◆ RECORDS PROVIDED:

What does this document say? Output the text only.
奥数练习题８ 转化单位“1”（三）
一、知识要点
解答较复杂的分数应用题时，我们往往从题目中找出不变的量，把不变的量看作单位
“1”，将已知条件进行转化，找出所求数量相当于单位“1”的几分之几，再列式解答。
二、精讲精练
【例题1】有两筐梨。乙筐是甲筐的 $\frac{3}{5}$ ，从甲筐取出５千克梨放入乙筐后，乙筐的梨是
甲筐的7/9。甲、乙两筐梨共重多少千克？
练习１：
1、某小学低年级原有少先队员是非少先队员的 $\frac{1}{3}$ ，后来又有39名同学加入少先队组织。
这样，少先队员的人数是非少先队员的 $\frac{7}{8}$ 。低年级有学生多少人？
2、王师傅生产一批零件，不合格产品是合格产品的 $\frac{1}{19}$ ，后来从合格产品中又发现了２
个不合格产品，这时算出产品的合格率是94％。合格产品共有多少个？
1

◆ WHAT NEEDS TO BE DONE: All the data must be duplicated exactly, with nothing added or removed.

◆ FINAL RESULT:
What does this document say? Output the text only.
奥数练习题８ 转化单位“1”（三）
一、知识要点
解答较复杂的分数应用题时，我们往往从题目中找出不变的量，把不变的量看作单位
“1”，将已知条件进行转化，找出所求数量相当于单位“1”的几分之几，再列式解答。
二、精讲精练
【例题1】有两筐梨。乙筐是甲筐的 $\frac{3}{5}$ ，从甲筐取出５千克梨放入乙筐后，乙筐的梨是
甲筐的7/9。甲、乙两筐梨共重多少千克？
练习１：
1、某小学低年级原有少先队员是非少先队员的 $\frac{1}{3}$ ，后来又有39名同学加入少先队组织。
这样，少先队员的人数是非少先队员的 $\frac{7}{8}$ 。低年级有学生多少人？
2、王师傅生产一批零件，不合格产品是合格产品的 $\frac{1}{19}$ ，后来从合格产品中又发现了２
个不合格产品，这时算出产品的合格率是94％。合格产品共有多少个？
1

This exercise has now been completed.